▶ _What this task involves_: Copy every line of the entries below verbatim, in the same order.

>>>

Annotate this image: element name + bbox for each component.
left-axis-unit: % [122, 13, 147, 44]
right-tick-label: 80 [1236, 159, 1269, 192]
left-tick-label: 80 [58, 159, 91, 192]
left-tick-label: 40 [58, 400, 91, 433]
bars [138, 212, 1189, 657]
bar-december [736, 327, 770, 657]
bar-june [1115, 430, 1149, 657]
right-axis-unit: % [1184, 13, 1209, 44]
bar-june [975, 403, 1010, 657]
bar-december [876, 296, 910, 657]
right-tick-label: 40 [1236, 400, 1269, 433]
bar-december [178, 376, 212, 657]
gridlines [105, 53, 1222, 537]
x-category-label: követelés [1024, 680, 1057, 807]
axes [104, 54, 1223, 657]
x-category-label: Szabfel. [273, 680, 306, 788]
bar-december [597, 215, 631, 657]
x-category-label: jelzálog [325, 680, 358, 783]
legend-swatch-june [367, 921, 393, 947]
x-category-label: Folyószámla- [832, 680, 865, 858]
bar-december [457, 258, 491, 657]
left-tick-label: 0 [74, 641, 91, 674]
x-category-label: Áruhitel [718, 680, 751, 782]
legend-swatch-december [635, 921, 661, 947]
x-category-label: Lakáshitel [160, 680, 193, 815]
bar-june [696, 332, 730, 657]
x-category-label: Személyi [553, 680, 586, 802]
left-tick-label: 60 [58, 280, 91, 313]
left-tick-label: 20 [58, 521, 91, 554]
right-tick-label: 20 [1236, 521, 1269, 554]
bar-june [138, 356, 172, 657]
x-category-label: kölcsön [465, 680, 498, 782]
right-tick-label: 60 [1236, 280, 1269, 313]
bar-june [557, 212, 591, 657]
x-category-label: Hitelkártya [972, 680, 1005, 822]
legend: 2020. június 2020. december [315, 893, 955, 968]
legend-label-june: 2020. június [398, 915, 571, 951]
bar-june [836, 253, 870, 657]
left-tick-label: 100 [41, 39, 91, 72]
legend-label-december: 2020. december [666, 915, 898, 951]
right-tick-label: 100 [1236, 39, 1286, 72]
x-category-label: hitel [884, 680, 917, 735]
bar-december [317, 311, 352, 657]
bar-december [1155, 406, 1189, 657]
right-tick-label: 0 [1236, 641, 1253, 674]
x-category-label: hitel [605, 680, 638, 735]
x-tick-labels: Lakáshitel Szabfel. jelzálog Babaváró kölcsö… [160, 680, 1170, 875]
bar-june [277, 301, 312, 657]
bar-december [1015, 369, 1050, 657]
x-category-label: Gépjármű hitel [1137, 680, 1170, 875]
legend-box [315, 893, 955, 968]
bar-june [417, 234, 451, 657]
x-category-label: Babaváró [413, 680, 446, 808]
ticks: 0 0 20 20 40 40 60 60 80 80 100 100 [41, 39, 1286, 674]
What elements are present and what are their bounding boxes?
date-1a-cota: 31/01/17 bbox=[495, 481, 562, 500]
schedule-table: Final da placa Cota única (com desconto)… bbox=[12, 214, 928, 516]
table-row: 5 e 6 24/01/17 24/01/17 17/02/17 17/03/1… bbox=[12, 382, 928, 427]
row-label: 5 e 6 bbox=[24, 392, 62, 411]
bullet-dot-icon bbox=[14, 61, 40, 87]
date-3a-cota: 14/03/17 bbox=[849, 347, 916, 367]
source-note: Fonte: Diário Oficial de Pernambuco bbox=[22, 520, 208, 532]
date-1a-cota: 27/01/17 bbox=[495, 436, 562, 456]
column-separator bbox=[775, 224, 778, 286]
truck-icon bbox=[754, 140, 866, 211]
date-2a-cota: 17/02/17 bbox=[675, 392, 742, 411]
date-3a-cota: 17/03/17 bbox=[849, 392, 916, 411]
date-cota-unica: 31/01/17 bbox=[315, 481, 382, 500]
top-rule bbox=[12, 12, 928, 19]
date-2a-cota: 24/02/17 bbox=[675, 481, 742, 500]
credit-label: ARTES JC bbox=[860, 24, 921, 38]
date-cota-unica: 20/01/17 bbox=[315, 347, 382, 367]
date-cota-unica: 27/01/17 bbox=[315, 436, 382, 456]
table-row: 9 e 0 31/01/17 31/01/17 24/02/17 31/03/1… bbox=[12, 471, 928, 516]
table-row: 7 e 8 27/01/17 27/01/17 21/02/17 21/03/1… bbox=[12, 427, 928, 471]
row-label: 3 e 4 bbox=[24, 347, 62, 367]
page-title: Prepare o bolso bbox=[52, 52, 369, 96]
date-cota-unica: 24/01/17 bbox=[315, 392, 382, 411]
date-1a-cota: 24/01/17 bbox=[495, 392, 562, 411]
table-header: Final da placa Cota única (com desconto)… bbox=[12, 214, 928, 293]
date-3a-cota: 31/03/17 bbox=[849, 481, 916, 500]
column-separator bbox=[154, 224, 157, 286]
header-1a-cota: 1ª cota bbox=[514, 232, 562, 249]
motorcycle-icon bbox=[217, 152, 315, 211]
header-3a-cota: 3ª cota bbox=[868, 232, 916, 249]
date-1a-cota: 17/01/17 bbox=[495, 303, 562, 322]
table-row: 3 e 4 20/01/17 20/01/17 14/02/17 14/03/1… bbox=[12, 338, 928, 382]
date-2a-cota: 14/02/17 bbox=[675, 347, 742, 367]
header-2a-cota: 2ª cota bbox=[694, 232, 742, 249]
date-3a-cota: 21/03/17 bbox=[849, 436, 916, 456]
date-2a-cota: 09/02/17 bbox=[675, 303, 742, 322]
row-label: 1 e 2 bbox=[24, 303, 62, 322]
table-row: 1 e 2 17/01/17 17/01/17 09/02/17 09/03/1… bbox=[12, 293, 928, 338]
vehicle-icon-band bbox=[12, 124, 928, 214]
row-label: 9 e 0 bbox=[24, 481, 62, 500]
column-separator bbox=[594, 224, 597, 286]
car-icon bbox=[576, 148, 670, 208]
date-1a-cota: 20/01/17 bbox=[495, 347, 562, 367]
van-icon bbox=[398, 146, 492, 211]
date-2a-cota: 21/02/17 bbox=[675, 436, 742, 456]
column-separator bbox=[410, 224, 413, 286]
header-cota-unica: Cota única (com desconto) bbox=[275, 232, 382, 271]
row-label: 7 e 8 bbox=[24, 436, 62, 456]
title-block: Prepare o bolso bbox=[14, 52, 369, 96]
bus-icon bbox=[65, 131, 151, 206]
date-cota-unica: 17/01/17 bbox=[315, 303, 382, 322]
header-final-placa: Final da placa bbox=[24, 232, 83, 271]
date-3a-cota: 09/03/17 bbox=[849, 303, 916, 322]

<<<

▶ _Solution for this problem_:
Annotate this image: element name + bbox for each component.
left-axis-unit: % [122, 13, 147, 44]
right-tick-label: 80 [1236, 159, 1269, 192]
left-tick-label: 80 [58, 159, 91, 192]
left-tick-label: 40 [58, 400, 91, 433]
bars [138, 212, 1189, 657]
bar-december [736, 327, 770, 657]
bar-june [1115, 430, 1149, 657]
right-axis-unit: % [1184, 13, 1209, 44]
bar-june [975, 403, 1010, 657]
bar-december [876, 296, 910, 657]
right-tick-label: 40 [1236, 400, 1269, 433]
bar-december [178, 376, 212, 657]
gridlines [105, 53, 1222, 537]
x-category-label: követelés [1024, 680, 1057, 807]
axes [104, 54, 1223, 657]
x-category-label: Szabfel. [273, 680, 306, 788]
bar-december [597, 215, 631, 657]
x-category-label: jelzálog [325, 680, 358, 783]
legend-swatch-june [367, 921, 393, 947]
x-category-label: Folyószámla- [832, 680, 865, 858]
bar-december [457, 258, 491, 657]
left-tick-label: 0 [74, 641, 91, 674]
x-category-label: Áruhitel [718, 680, 751, 782]
legend-swatch-december [635, 921, 661, 947]
x-category-label: Lakáshitel [160, 680, 193, 815]
bar-june [696, 332, 730, 657]
x-category-label: Személyi [553, 680, 586, 802]
left-tick-label: 60 [58, 280, 91, 313]
left-tick-label: 20 [58, 521, 91, 554]
right-tick-label: 20 [1236, 521, 1269, 554]
bar-june [138, 356, 172, 657]
x-category-label: kölcsön [465, 680, 498, 782]
right-tick-label: 60 [1236, 280, 1269, 313]
bar-june [557, 212, 591, 657]
x-category-label: Hitelkártya [972, 680, 1005, 822]
legend: 2020. június 2020. december [315, 893, 955, 968]
legend-label-june: 2020. június [398, 915, 571, 951]
bar-june [836, 253, 870, 657]
left-tick-label: 100 [41, 39, 91, 72]
legend-label-december: 2020. december [666, 915, 898, 951]
right-tick-label: 100 [1236, 39, 1286, 72]
x-category-label: hitel [884, 680, 917, 735]
bar-december [317, 311, 352, 657]
bar-december [1155, 406, 1189, 657]
right-tick-label: 0 [1236, 641, 1253, 674]
x-category-label: hitel [605, 680, 638, 735]
x-tick-labels: Lakáshitel Szabfel. jelzálog Babaváró kölcsö… [160, 680, 1170, 875]
bar-june [277, 301, 312, 657]
bar-december [1015, 369, 1050, 657]
x-category-label: Gépjármű hitel [1137, 680, 1170, 875]
legend-box [315, 893, 955, 968]
bar-june [417, 234, 451, 657]
x-category-label: Babaváró [413, 680, 446, 808]
ticks: 0 0 20 20 40 40 60 60 80 80 100 100 [41, 39, 1286, 674]
What elements are present and what are their bounding boxes?
date-1a-cota: 31/01/17 bbox=[495, 481, 562, 500]
schedule-table: Final da placa Cota única (com desconto)… bbox=[12, 214, 928, 516]
table-row: 5 e 6 24/01/17 24/01/17 17/02/17 17/03/1… bbox=[12, 382, 928, 427]
row-label: 5 e 6 bbox=[24, 392, 62, 411]
bullet-dot-icon bbox=[14, 61, 40, 87]
date-3a-cota: 14/03/17 bbox=[849, 347, 916, 367]
source-note: Fonte: Diário Oficial de Pernambuco bbox=[22, 520, 208, 532]
date-1a-cota: 27/01/17 bbox=[495, 436, 562, 456]
column-separator bbox=[775, 224, 778, 286]
truck-icon bbox=[754, 140, 866, 211]
date-2a-cota: 17/02/17 bbox=[675, 392, 742, 411]
date-3a-cota: 17/03/17 bbox=[849, 392, 916, 411]
date-cota-unica: 31/01/17 bbox=[315, 481, 382, 500]
top-rule bbox=[12, 12, 928, 19]
date-2a-cota: 24/02/17 bbox=[675, 481, 742, 500]
credit-label: ARTES JC bbox=[860, 24, 921, 38]
date-cota-unica: 20/01/17 bbox=[315, 347, 382, 367]
date-cota-unica: 27/01/17 bbox=[315, 436, 382, 456]
table-row: 9 e 0 31/01/17 31/01/17 24/02/17 31/03/1… bbox=[12, 471, 928, 516]
table-row: 7 e 8 27/01/17 27/01/17 21/02/17 21/03/1… bbox=[12, 427, 928, 471]
row-label: 3 e 4 bbox=[24, 347, 62, 367]
page-title: Prepare o bolso bbox=[52, 52, 369, 96]
date-cota-unica: 24/01/17 bbox=[315, 392, 382, 411]
date-1a-cota: 24/01/17 bbox=[495, 392, 562, 411]
table-header: Final da placa Cota única (com desconto)… bbox=[12, 214, 928, 293]
date-3a-cota: 31/03/17 bbox=[849, 481, 916, 500]
column-separator bbox=[154, 224, 157, 286]
header-1a-cota: 1ª cota bbox=[514, 232, 562, 249]
motorcycle-icon bbox=[217, 152, 315, 211]
header-3a-cota: 3ª cota bbox=[868, 232, 916, 249]
date-1a-cota: 17/01/17 bbox=[495, 303, 562, 322]
table-row: 3 e 4 20/01/17 20/01/17 14/02/17 14/03/1… bbox=[12, 338, 928, 382]
date-2a-cota: 14/02/17 bbox=[675, 347, 742, 367]
header-2a-cota: 2ª cota bbox=[694, 232, 742, 249]
date-3a-cota: 21/03/17 bbox=[849, 436, 916, 456]
date-2a-cota: 09/02/17 bbox=[675, 303, 742, 322]
row-label: 1 e 2 bbox=[24, 303, 62, 322]
table-row: 1 e 2 17/01/17 17/01/17 09/02/17 09/03/1… bbox=[12, 293, 928, 338]
vehicle-icon-band bbox=[12, 124, 928, 214]
row-label: 9 e 0 bbox=[24, 481, 62, 500]
column-separator bbox=[594, 224, 597, 286]
car-icon bbox=[576, 148, 670, 208]
date-1a-cota: 20/01/17 bbox=[495, 347, 562, 367]
van-icon bbox=[398, 146, 492, 211]
date-2a-cota: 21/02/17 bbox=[675, 436, 742, 456]
column-separator bbox=[410, 224, 413, 286]
header-cota-unica: Cota única (com desconto) bbox=[275, 232, 382, 271]
row-label: 7 e 8 bbox=[24, 436, 62, 456]
title-block: Prepare o bolso bbox=[14, 52, 369, 96]
bus-icon bbox=[65, 131, 151, 206]
date-cota-unica: 17/01/17 bbox=[315, 303, 382, 322]
header-final-placa: Final da placa bbox=[24, 232, 83, 271]
date-3a-cota: 09/03/17 bbox=[849, 303, 916, 322]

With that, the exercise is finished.